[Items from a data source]
↓

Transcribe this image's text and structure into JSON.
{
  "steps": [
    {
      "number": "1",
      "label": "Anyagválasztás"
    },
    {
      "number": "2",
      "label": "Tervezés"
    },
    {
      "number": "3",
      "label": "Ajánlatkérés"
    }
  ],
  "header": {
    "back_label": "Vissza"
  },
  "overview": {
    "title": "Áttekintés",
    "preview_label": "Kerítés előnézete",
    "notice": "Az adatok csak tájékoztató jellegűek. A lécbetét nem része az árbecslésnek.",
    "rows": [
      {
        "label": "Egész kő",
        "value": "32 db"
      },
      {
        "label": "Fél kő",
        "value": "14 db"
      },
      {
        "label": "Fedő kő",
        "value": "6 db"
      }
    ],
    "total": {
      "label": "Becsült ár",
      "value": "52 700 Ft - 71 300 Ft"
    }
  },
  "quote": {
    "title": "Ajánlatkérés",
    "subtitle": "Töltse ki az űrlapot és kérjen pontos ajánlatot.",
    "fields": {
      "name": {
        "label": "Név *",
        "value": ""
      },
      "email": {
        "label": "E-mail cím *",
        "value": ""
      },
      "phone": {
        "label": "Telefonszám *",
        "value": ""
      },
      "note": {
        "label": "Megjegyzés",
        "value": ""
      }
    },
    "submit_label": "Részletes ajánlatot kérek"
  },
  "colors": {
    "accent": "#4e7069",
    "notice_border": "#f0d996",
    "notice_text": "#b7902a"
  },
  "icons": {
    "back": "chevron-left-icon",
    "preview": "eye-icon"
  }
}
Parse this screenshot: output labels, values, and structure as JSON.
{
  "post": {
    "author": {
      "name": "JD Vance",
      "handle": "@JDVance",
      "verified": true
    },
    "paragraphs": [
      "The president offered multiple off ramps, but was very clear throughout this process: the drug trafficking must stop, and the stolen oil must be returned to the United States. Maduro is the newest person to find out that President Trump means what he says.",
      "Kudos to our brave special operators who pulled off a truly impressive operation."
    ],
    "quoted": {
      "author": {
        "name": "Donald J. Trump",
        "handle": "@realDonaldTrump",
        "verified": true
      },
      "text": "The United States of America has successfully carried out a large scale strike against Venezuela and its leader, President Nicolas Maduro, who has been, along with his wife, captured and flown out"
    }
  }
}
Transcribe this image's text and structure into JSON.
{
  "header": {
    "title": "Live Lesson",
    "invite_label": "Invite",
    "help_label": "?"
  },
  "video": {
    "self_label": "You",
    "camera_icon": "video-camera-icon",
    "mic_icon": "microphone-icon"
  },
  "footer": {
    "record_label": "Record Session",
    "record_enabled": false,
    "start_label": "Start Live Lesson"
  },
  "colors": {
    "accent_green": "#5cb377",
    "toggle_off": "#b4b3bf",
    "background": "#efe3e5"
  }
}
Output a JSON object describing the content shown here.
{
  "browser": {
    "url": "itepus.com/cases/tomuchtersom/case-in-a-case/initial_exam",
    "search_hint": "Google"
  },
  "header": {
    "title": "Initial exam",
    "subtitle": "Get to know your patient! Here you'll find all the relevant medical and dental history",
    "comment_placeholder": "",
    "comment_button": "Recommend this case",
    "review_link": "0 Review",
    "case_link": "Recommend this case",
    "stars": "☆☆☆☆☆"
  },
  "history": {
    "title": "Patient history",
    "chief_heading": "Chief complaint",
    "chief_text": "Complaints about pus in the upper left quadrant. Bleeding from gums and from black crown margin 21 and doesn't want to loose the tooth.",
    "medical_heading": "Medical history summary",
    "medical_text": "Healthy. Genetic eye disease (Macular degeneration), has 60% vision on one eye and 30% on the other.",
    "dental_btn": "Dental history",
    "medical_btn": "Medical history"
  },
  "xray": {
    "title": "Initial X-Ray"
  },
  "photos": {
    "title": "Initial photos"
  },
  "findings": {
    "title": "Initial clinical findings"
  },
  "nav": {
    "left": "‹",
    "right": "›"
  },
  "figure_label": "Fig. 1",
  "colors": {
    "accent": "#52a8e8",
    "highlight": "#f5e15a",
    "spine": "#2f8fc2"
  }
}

↑

## TASK BRIEF
Retype the data exactly as given.

## FINAL RESULT
Transcribe this image's text and structure into JSON.
{
  "steps": [
    {
      "number": "1",
      "label": "Anyagválasztás"
    },
    {
      "number": "2",
      "label": "Tervezés"
    },
    {
      "number": "3",
      "label": "Ajánlatkérés"
    }
  ],
  "header": {
    "back_label": "Vissza"
  },
  "overview": {
    "title": "Áttekintés",
    "preview_label": "Kerítés előnézete",
    "notice": "Az adatok csak tájékoztató jellegűek. A lécbetét nem része az árbecslésnek.",
    "rows": [
      {
        "label": "Egész kő",
        "value": "32 db"
      },
      {
        "label": "Fél kő",
        "value": "14 db"
      },
      {
        "label": "Fedő kő",
        "value": "6 db"
      }
    ],
    "total": {
      "label": "Becsült ár",
      "value": "52 700 Ft - 71 300 Ft"
    }
  },
  "quote": {
    "title": "Ajánlatkérés",
    "subtitle": "Töltse ki az űrlapot és kérjen pontos ajánlatot.",
    "fields": {
      "name": {
        "label": "Név *",
        "value": ""
      },
      "email": {
        "label": "E-mail cím *",
        "value": ""
      },
      "phone": {
        "label": "Telefonszám *",
        "value": ""
      },
      "note": {
        "label": "Megjegyzés",
        "value": ""
      }
    },
    "submit_label": "Részletes ajánlatot kérek"
  },
  "colors": {
    "accent": "#4e7069",
    "notice_border": "#f0d996",
    "notice_text": "#b7902a"
  },
  "icons": {
    "back": "chevron-left-icon",
    "preview": "eye-icon"
  }
}
Parse this screenshot: output labels, values, and structure as JSON.
{
  "post": {
    "author": {
      "name": "JD Vance",
      "handle": "@JDVance",
      "verified": true
    },
    "paragraphs": [
      "The president offered multiple off ramps, but was very clear throughout this process: the drug trafficking must stop, and the stolen oil must be returned to the United States. Maduro is the newest person to find out that President Trump means what he says.",
      "Kudos to our brave special operators who pulled off a truly impressive operation."
    ],
    "quoted": {
      "author": {
        "name": "Donald J. Trump",
        "handle": "@realDonaldTrump",
        "verified": true
      },
      "text": "The United States of America has successfully carried out a large scale strike against Venezuela and its leader, President Nicolas Maduro, who has been, along with his wife, captured and flown out"
    }
  }
}
Transcribe this image's text and structure into JSON.
{
  "header": {
    "title": "Live Lesson",
    "invite_label": "Invite",
    "help_label": "?"
  },
  "video": {
    "self_label": "You",
    "camera_icon": "video-camera-icon",
    "mic_icon": "microphone-icon"
  },
  "footer": {
    "record_label": "Record Session",
    "record_enabled": false,
    "start_label": "Start Live Lesson"
  },
  "colors": {
    "accent_green": "#5cb377",
    "toggle_off": "#b4b3bf",
    "background": "#efe3e5"
  }
}
Output a JSON object describing the content shown here.
{
  "browser": {
    "url": "itepus.com/cases/tomuchtersom/case-in-a-case/initial_exam",
    "search_hint": "Google"
  },
  "header": {
    "title": "Initial exam",
    "subtitle": "Get to know your patient! Here you'll find all the relevant medical and dental history",
    "comment_placeholder": "",
    "comment_button": "Recommend this case",
    "review_link": "0 Review",
    "case_link": "Recommend this case",
    "stars": "☆☆☆☆☆"
  },
  "history": {
    "title": "Patient history",
    "chief_heading": "Chief complaint",
    "chief_text": "Complaints about pus in the upper left quadrant. Bleeding from gums and from black crown margin 21 and doesn't want to loose the tooth.",
    "medical_heading": "Medical history summary",
    "medical_text": "Healthy. Genetic eye disease (Macular degeneration), has 60% vision on one eye and 30% on the other.",
    "dental_btn": "Dental history",
    "medical_btn": "Medical history"
  },
  "xray": {
    "title": "Initial X-Ray"
  },
  "photos": {
    "title": "Initial photos"
  },
  "findings": {
    "title": "Initial clinical findings"
  },
  "nav": {
    "left": "‹",
    "right": "›"
  },
  "figure_label": "Fig. 1",
  "colors": {
    "accent": "#52a8e8",
    "highlight": "#f5e15a",
    "spine": "#2f8fc2"
  }
}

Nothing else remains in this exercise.